__Material shown__.
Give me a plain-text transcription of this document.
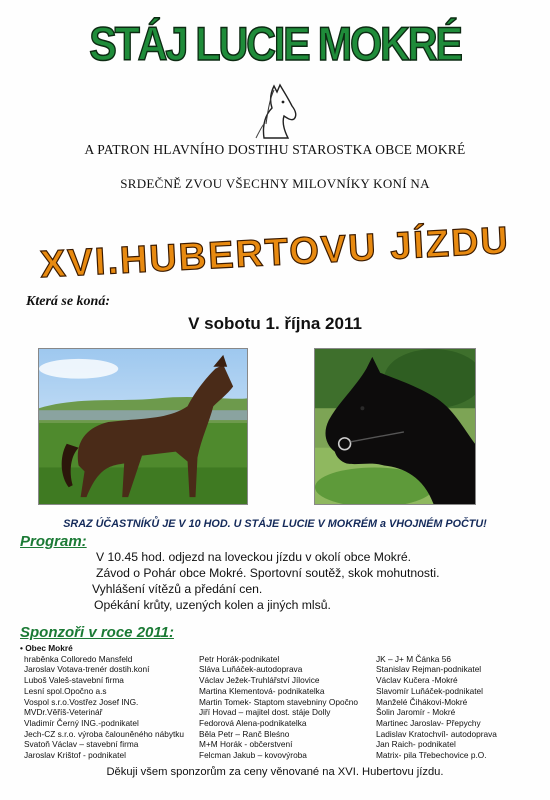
STÁJ LUCIE MOKRÉ
A PATRON HLAVNÍHO DOSTIHU STAROSTKA OBCE MOKRÉ
SRDEČNĚ ZVOU VŠECHNY MILOVNÍKY KONÍ NA
XVI.HUBERTOVU JÍZDU
Která se koná:
V sobotu 1. října 2011
SRAZ ÚČASTNÍKŮ JE V 10 HOD. U STÁJE LUCIE V MOKRÉM a VHOJNÉM POČTU!
Program:
V 10.45 hod. odjezd na loveckou jízdu v okolí obce Mokré.
Závod o Pohár obce Mokré. Sportovní soutěž, skok mohutnosti.
Vyhlášení vítězů a předání cen.
Opékání krůty, uzených kolen a jiných mlsů.
Sponzoři v roce 2011:
• Obec Mokré
hraběnka Colloredo Mansfeld
Jaroslav Votava-trenér dostih.koní
Luboš Valeš-stavební firma
Lesní spol.Opočno a.s
Vospol s.r.o.Vostřez Josef ING.
MVDr.Věříš-Veterinář
Vladimír Černý ING.-podnikatel
Jech-CZ s.r.o. výroba čalouněného nábytku
Svatoň Václav – stavební firma
Jaroslav Krištof - podnikatel

Petr Horák-podnikatel
Sláva Luňáček-autodoprava
Václav Ježek-Truhlářství Jílovice
Martina Klementová- podnikatelka
Martin Tomek- Staptom stavebniny Opočno
Jiří Hovad – majitel dost. stáje Dolly
Fedorová Alena-podnikatelka
Běla Petr – Ranč Bleśno
M+M Horák - občerstvení
Felcman Jakub – kovovýroba

JK – J+ M Čánka 56
Stanislav Rejman-podnikatel
Václav Kučera -Mokré
Slavomír Luňáček-podnikatel
Manželé Čihákovi-Mokré
Šolin Jaromír - Mokré
Martinec Jaroslav- Přepychy
Ladislav Kratochvíl- autodoprava
Jan Raich- podnikatel
Matrix- pila Třebechovice p.O.
Děkuji všem sponzorům za ceny věnované na XVI. Hubertovu jízdu.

__What is required__.
Retype the data above exactly; pictures are not part of the copy.

__The answer__.
Give me a plain-text transcription of this document.
STÁJ LUCIE MOKRÉ
A PATRON HLAVNÍHO DOSTIHU STAROSTKA OBCE MOKRÉ
SRDEČNĚ ZVOU VŠECHNY MILOVNÍKY KONÍ NA
XVI.HUBERTOVU JÍZDU
Která se koná:
V sobotu 1. října 2011
SRAZ ÚČASTNÍKŮ JE V 10 HOD. U STÁJE LUCIE V MOKRÉM a VHOJNÉM POČTU!
Program:
V 10.45 hod. odjezd na loveckou jízdu v okolí obce Mokré.
Závod o Pohár obce Mokré. Sportovní soutěž, skok mohutnosti.
Vyhlášení vítězů a předání cen.
Opékání krůty, uzených kolen a jiných mlsů.
Sponzoři v roce 2011:
• Obec Mokré
hraběnka Colloredo Mansfeld
Jaroslav Votava-trenér dostih.koní
Luboš Valeš-stavební firma
Lesní spol.Opočno a.s
Vospol s.r.o.Vostřez Josef ING.
MVDr.Věříš-Veterinář
Vladimír Černý ING.-podnikatel
Jech-CZ s.r.o. výroba čalouněného nábytku
Svatoň Václav – stavební firma
Jaroslav Krištof - podnikatel

Petr Horák-podnikatel
Sláva Luňáček-autodoprava
Václav Ježek-Truhlářství Jílovice
Martina Klementová- podnikatelka
Martin Tomek- Staptom stavebniny Opočno
Jiří Hovad – majitel dost. stáje Dolly
Fedorová Alena-podnikatelka
Běla Petr – Ranč Bleśno
M+M Horák - občerstvení
Felcman Jakub – kovovýroba

JK – J+ M Čánka 56
Stanislav Rejman-podnikatel
Václav Kučera -Mokré
Slavomír Luňáček-podnikatel
Manželé Čihákovi-Mokré
Šolin Jaromír - Mokré
Martinec Jaroslav- Přepychy
Ladislav Kratochvíl- autodoprava
Jan Raich- podnikatel
Matrix- pila Třebechovice p.O.
Děkuji všem sponzorům za ceny věnované na XVI. Hubertovu jízdu.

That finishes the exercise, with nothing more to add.